Set task » Every line from the line containing "What data populates" through the final line below is to be repeated exactly; no other line is.
** begin **
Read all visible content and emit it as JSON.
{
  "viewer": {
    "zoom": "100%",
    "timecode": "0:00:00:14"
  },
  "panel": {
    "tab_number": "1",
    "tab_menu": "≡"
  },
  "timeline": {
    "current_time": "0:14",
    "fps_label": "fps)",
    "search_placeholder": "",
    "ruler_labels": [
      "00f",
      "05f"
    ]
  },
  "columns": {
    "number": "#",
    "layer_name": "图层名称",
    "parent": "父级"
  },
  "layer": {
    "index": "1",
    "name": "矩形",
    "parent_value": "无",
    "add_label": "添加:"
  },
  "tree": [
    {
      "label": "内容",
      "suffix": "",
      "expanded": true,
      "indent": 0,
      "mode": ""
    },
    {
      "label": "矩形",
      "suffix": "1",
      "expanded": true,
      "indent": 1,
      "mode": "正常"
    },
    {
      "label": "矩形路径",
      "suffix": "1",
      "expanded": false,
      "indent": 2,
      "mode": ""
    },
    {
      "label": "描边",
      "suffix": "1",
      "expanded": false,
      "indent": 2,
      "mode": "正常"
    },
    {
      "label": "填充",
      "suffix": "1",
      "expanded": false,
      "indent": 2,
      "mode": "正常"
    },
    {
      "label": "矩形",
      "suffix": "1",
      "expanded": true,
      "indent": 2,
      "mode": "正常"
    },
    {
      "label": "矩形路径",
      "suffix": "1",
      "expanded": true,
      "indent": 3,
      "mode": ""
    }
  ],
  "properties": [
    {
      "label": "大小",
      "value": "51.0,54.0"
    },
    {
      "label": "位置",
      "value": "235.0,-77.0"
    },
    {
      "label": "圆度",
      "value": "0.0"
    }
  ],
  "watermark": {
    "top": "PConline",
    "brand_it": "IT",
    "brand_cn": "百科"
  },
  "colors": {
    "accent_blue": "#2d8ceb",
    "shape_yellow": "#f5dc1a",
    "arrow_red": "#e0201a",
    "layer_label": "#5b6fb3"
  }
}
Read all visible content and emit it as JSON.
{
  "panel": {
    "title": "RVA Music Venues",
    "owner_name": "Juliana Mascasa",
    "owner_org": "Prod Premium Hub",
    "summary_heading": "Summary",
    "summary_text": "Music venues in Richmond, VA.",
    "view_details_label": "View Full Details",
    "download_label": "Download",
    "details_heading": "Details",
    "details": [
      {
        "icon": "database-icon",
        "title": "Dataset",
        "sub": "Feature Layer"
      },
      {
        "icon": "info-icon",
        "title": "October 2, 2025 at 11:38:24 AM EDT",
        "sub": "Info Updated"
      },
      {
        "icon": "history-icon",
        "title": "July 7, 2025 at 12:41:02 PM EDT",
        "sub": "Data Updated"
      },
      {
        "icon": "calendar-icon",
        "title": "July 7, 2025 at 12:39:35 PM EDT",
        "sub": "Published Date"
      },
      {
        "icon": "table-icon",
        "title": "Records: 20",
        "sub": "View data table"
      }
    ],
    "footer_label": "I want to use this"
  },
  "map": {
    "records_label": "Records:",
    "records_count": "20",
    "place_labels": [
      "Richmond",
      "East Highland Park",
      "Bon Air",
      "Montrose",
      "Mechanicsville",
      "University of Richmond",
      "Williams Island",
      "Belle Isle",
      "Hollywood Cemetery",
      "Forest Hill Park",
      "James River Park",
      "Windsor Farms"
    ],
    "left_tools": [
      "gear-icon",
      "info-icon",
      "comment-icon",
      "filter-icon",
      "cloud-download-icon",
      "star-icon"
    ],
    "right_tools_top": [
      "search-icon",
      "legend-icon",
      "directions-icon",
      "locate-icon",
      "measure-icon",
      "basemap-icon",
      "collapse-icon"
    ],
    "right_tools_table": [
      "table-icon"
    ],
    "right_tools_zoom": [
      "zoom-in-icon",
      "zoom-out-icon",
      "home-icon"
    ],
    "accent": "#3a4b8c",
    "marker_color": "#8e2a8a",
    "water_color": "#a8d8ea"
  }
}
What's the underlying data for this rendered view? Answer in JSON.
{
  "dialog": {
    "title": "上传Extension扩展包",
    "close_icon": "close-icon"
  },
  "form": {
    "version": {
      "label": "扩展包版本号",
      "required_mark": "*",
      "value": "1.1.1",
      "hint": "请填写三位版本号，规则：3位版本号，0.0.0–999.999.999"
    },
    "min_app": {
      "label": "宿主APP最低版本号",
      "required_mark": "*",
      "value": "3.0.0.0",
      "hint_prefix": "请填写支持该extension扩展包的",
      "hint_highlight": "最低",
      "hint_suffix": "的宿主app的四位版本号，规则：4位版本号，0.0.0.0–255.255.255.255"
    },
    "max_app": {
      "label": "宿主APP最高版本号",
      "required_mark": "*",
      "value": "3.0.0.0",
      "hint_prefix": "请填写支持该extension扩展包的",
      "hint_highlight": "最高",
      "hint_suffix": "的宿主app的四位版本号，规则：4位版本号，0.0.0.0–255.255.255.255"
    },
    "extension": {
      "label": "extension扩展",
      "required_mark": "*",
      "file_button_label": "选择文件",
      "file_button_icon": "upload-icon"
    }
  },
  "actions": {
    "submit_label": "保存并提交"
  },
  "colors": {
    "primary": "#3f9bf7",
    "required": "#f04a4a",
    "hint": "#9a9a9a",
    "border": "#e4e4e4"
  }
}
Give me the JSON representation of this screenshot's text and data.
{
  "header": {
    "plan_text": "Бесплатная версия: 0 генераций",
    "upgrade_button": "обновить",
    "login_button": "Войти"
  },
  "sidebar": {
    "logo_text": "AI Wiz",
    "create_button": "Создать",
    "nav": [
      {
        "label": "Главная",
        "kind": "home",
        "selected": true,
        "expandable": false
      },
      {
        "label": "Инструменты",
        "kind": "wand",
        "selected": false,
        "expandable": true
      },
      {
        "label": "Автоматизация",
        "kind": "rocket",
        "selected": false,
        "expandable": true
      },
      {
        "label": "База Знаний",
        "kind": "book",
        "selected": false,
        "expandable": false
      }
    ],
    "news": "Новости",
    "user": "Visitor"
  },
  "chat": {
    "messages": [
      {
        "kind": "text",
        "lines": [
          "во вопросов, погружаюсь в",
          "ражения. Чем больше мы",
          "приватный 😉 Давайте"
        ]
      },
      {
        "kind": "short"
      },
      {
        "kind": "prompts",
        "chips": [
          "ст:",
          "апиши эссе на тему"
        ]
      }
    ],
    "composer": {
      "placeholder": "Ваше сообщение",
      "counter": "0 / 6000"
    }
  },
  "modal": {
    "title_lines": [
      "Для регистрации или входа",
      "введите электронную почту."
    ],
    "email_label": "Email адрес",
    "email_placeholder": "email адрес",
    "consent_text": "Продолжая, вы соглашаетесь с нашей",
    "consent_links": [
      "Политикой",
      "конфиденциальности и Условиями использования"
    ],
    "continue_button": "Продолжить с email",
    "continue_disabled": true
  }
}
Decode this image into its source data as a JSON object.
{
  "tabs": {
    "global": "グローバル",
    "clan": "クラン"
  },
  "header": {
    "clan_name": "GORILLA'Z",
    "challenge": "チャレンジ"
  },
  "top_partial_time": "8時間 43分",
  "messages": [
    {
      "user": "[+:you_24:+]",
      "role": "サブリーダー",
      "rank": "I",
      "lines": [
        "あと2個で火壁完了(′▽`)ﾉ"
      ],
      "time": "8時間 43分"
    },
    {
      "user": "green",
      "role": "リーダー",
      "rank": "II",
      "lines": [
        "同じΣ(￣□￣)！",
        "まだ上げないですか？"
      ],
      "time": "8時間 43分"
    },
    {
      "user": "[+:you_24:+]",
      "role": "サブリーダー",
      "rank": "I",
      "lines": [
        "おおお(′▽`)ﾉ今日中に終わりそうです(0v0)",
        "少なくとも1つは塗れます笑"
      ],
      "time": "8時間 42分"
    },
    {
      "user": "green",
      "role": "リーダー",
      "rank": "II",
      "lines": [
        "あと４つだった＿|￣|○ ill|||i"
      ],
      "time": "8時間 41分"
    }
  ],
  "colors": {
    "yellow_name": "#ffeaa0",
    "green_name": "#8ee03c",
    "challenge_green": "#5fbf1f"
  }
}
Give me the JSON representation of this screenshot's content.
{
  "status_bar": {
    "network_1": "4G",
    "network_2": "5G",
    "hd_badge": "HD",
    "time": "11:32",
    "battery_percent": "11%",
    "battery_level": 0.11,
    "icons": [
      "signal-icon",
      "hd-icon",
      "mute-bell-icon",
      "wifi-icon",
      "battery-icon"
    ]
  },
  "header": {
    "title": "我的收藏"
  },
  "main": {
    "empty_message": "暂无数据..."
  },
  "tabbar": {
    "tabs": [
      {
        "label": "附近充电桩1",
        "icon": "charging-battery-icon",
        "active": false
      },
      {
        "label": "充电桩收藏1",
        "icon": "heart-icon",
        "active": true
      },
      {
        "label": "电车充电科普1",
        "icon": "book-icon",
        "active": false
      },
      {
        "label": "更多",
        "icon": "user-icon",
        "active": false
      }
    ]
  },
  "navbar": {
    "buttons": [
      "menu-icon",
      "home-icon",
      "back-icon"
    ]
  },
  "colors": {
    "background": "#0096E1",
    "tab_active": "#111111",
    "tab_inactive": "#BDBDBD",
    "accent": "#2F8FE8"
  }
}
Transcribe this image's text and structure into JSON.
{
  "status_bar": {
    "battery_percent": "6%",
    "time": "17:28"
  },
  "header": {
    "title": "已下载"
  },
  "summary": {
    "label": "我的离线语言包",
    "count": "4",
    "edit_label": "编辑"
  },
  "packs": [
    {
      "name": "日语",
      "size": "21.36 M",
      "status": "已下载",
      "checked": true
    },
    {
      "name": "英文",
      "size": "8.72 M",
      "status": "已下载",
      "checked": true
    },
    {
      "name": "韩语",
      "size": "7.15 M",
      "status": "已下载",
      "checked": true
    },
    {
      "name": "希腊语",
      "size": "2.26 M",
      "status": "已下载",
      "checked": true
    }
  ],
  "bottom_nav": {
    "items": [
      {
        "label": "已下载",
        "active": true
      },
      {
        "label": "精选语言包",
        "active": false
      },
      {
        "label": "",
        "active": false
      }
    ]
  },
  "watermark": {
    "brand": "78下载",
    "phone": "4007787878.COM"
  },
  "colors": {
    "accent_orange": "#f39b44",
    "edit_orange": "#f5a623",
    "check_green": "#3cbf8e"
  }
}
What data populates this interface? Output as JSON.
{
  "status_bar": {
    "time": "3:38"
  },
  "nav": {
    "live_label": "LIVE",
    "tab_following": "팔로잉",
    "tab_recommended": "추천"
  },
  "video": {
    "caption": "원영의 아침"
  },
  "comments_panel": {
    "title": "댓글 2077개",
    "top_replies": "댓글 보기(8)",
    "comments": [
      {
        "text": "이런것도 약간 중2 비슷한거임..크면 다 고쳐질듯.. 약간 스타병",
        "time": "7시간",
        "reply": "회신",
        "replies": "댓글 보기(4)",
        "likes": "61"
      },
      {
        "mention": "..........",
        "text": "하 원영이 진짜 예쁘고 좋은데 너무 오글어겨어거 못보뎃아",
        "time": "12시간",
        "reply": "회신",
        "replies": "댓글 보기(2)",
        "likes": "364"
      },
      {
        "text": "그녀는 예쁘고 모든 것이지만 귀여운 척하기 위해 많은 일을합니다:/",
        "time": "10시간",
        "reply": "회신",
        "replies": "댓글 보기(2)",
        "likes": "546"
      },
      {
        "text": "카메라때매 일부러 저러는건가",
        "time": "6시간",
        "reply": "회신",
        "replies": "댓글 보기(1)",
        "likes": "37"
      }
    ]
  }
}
** end **
Result of this exercise »
What data populates this interface? Output as JSON.
{
  "status_bar": {
    "time": "3:38"
  },
  "nav": {
    "live_label": "LIVE",
    "tab_following": "팔로잉",
    "tab_recommended": "추천"
  },
  "video": {
    "caption": "원영의 아침"
  },
  "comments_panel": {
    "title": "댓글 2077개",
    "top_replies": "댓글 보기(8)",
    "comments": [
      {
        "text": "이런것도 약간 중2 비슷한거임..크면 다 고쳐질듯.. 약간 스타병",
        "time": "7시간",
        "reply": "회신",
        "replies": "댓글 보기(4)",
        "likes": "61"
      },
      {
        "mention": "..........",
        "text": "하 원영이 진짜 예쁘고 좋은데 너무 오글어겨어거 못보뎃아",
        "time": "12시간",
        "reply": "회신",
        "replies": "댓글 보기(2)",
        "likes": "364"
      },
      {
        "text": "그녀는 예쁘고 모든 것이지만 귀여운 척하기 위해 많은 일을합니다:/",
        "time": "10시간",
        "reply": "회신",
        "replies": "댓글 보기(2)",
        "likes": "546"
      },
      {
        "text": "카메라때매 일부러 저러는건가",
        "time": "6시간",
        "reply": "회신",
        "replies": "댓글 보기(1)",
        "likes": "37"
      }
    ]
  }
}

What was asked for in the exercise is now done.